Can you give the lines of all these rows as a numbered list, skipping blank lines and leaving the pictures out?
— begin RECORDS SUPPLIED —
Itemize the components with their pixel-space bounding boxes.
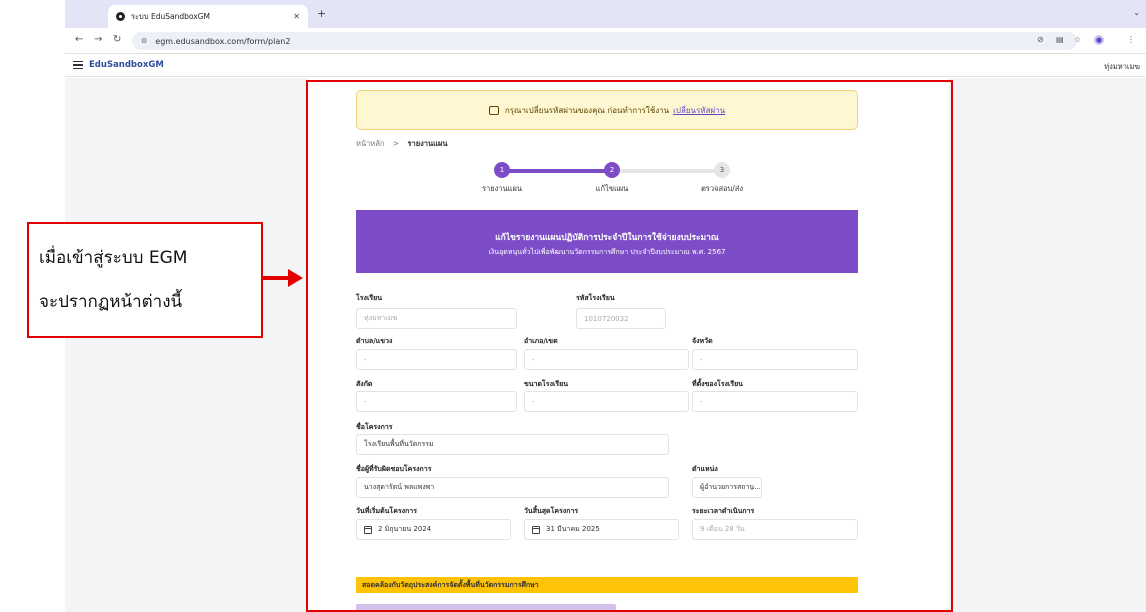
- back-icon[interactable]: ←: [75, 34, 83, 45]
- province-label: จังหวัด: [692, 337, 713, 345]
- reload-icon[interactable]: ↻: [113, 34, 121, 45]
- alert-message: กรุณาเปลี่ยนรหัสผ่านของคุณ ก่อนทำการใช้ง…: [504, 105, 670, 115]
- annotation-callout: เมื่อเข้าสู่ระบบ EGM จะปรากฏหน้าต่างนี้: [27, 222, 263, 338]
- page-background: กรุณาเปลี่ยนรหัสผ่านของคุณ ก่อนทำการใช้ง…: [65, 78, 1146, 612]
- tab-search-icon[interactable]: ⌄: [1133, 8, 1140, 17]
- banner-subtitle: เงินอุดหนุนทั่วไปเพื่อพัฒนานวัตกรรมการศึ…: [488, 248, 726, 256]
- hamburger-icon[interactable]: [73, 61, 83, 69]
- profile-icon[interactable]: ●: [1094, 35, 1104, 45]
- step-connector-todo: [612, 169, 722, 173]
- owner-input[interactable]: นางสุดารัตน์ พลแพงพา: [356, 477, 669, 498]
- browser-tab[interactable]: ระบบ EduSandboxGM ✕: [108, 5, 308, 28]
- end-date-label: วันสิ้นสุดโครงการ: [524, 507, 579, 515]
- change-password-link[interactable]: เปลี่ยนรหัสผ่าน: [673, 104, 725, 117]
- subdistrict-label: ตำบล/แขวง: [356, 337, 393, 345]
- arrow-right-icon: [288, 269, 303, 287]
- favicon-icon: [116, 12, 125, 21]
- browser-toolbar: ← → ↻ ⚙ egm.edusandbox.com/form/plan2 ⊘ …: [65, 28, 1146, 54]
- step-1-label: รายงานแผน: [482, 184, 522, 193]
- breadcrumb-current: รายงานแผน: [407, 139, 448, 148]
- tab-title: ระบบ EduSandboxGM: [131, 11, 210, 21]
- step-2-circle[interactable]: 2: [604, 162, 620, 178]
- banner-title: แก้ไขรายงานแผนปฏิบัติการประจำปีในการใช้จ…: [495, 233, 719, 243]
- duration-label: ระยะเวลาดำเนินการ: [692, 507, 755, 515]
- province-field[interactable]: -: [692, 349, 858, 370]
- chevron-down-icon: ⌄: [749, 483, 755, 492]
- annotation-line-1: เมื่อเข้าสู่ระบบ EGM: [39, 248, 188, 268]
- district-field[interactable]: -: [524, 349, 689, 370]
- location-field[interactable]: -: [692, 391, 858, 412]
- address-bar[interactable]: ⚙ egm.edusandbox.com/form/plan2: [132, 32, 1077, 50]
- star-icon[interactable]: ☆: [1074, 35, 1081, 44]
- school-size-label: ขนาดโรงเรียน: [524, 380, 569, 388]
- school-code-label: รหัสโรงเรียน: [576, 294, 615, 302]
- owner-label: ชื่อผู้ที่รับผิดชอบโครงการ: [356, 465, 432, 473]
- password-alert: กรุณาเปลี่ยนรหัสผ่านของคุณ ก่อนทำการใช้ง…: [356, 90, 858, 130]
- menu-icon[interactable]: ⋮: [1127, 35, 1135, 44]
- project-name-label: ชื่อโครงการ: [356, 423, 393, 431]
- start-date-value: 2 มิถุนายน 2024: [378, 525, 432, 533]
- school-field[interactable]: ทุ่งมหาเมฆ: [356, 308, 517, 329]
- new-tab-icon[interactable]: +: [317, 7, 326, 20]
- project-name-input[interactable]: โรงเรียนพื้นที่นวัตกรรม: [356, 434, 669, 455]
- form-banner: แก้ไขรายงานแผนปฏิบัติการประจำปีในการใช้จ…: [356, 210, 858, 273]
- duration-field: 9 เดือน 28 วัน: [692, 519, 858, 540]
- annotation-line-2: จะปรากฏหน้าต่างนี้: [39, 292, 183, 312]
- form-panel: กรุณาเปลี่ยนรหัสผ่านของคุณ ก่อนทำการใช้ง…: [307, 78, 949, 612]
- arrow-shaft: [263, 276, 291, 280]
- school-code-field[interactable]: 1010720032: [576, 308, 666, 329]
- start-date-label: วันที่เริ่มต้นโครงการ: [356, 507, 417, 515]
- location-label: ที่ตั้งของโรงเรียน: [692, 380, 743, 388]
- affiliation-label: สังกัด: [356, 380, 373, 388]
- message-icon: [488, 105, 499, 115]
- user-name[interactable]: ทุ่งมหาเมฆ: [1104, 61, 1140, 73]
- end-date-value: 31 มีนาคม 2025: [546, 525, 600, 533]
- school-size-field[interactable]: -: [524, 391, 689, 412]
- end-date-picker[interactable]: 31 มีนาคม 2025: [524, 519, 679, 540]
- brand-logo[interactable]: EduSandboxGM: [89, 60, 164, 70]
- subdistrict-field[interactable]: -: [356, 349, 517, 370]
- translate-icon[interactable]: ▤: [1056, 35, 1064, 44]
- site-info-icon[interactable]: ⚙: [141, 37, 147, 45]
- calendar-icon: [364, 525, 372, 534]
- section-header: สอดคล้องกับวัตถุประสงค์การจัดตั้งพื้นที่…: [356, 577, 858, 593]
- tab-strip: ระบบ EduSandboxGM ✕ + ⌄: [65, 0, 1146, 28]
— end RECORDS SUPPLIED —
→ SOLUTION FOR THIS TASK:
1. Itemize the components with their pixel-space bounding boxes.
2. - back-icon[interactable]: ←: [75, 34, 83, 45]
3. - province-label: จังหวัด: [692, 337, 713, 345]
4. - reload-icon[interactable]: ↻: [113, 34, 121, 45]
5. - alert-message: กรุณาเปลี่ยนรหัสผ่านของคุณ ก่อนทำการใช้ง…: [504, 105, 670, 115]
6. - annotation-callout: เมื่อเข้าสู่ระบบ EGM จะปรากฏหน้าต่างนี้: [27, 222, 263, 338]
7. - page-background: กรุณาเปลี่ยนรหัสผ่านของคุณ ก่อนทำการใช้ง…: [65, 78, 1146, 612]
8. - tab-search-icon[interactable]: ⌄: [1133, 8, 1140, 17]
9. - banner-subtitle: เงินอุดหนุนทั่วไปเพื่อพัฒนานวัตกรรมการศึ…: [488, 248, 726, 256]
10. - hamburger-icon[interactable]: [73, 61, 83, 69]
11. - profile-icon[interactable]: ●: [1094, 35, 1104, 45]
12. - step-connector-todo: [612, 169, 722, 173]
13. - owner-input[interactable]: นางสุดารัตน์ พลแพงพา: [356, 477, 669, 498]
14. - browser-tab[interactable]: ระบบ EduSandboxGM ✕: [108, 5, 308, 28]
15. - end-date-label: วันสิ้นสุดโครงการ: [524, 507, 579, 515]
16. - change-password-link[interactable]: เปลี่ยนรหัสผ่าน: [673, 104, 725, 117]
17. - subdistrict-label: ตำบล/แขวง: [356, 337, 393, 345]
18. - arrow-right-icon: [288, 269, 303, 287]
19. - favicon-icon: [116, 12, 125, 21]
20. - browser-toolbar: ← → ↻ ⚙ egm.edusandbox.com/form/plan2 ⊘ …: [65, 28, 1146, 54]
21. - step-1-label: รายงานแผน: [482, 184, 522, 193]
22. - breadcrumb-current: รายงานแผน: [407, 139, 448, 148]
23. - tab-title: ระบบ EduSandboxGM: [131, 11, 210, 21]
24. - step-2-circle[interactable]: 2: [604, 162, 620, 178]
25. - banner-title: แก้ไขรายงานแผนปฏิบัติการประจำปีในการใช้จ…: [495, 233, 719, 243]
26. - duration-label: ระยะเวลาดำเนินการ: [692, 507, 755, 515]
27. - province-field[interactable]: -: [692, 349, 858, 370]
28. - chevron-down-icon: ⌄: [749, 483, 755, 492]
29. - annotation-line-1: เมื่อเข้าสู่ระบบ EGM: [39, 248, 188, 268]
30. - district-field[interactable]: -: [524, 349, 689, 370]
31. - location-field[interactable]: -: [692, 391, 858, 412]
32. - address-bar[interactable]: ⚙ egm.edusandbox.com/form/plan2: [132, 32, 1077, 50]
33. - star-icon[interactable]: ☆: [1074, 35, 1081, 44]
34. - school-size-label: ขนาดโรงเรียน: [524, 380, 569, 388]
35. - school-code-label: รหัสโรงเรียน: [576, 294, 615, 302]
36. - owner-label: ชื่อผู้ที่รับผิดชอบโครงการ: [356, 465, 432, 473]
37. - password-alert: กรุณาเปลี่ยนรหัสผ่านของคุณ ก่อนทำการใช้ง…: [356, 90, 858, 130]
38. - menu-icon[interactable]: ⋮: [1127, 35, 1135, 44]
39. - project-name-label: ชื่อโครงการ: [356, 423, 393, 431]
40. - start-date-value: 2 มิถุนายน 2024: [378, 525, 432, 533]
41. - school-field[interactable]: ทุ่งมหาเมฆ: [356, 308, 517, 329]
42. - new-tab-icon[interactable]: +: [317, 7, 326, 20]
43. - project-name-input[interactable]: โรงเรียนพื้นที่นวัตกรรม: [356, 434, 669, 455]
44. - form-banner: แก้ไขรายงานแผนปฏิบัติการประจำปีในการใช้จ…: [356, 210, 858, 273]
45. - duration-field: 9 เดือน 28 วัน: [692, 519, 858, 540]
46. - annotation-line-2: จะปรากฏหน้าต่างนี้: [39, 292, 183, 312]
47. - form-panel: กรุณาเปลี่ยนรหัสผ่านของคุณ ก่อนทำการใช้ง…: [307, 78, 949, 612]
48. - arrow-shaft: [263, 276, 291, 280]
49. - school-code-field[interactable]: 1010720032: [576, 308, 666, 329]
50. - start-date-label: วันที่เริ่มต้นโครงการ: [356, 507, 417, 515]
51. - location-label: ที่ตั้งของโรงเรียน: [692, 380, 743, 388]
52. - affiliation-label: สังกัด: [356, 380, 373, 388]
53. - message-icon: [488, 105, 499, 115]
54. - user-name[interactable]: ทุ่งมหาเมฆ: [1104, 61, 1140, 73]
55. - end-date-value: 31 มีนาคม 2025: [546, 525, 600, 533]
56. - school-size-field[interactable]: -: [524, 391, 689, 412]
57. - end-date-picker[interactable]: 31 มีนาคม 2025: [524, 519, 679, 540]
58. - brand-logo[interactable]: EduSandboxGM: [89, 60, 164, 70]
59. - subdistrict-field[interactable]: -: [356, 349, 517, 370]
60. - translate-icon[interactable]: ▤: [1056, 35, 1064, 44]
61. - site-info-icon[interactable]: ⚙: [141, 37, 147, 45]
62. - calendar-icon: [364, 525, 372, 534]
63. - section-header: สอดคล้องกับวัตถุประสงค์การจัดตั้งพื้นที่…: [356, 577, 858, 593]
64. - tab-strip: ระบบ EduSandboxGM ✕ + ⌄: [65, 0, 1146, 28]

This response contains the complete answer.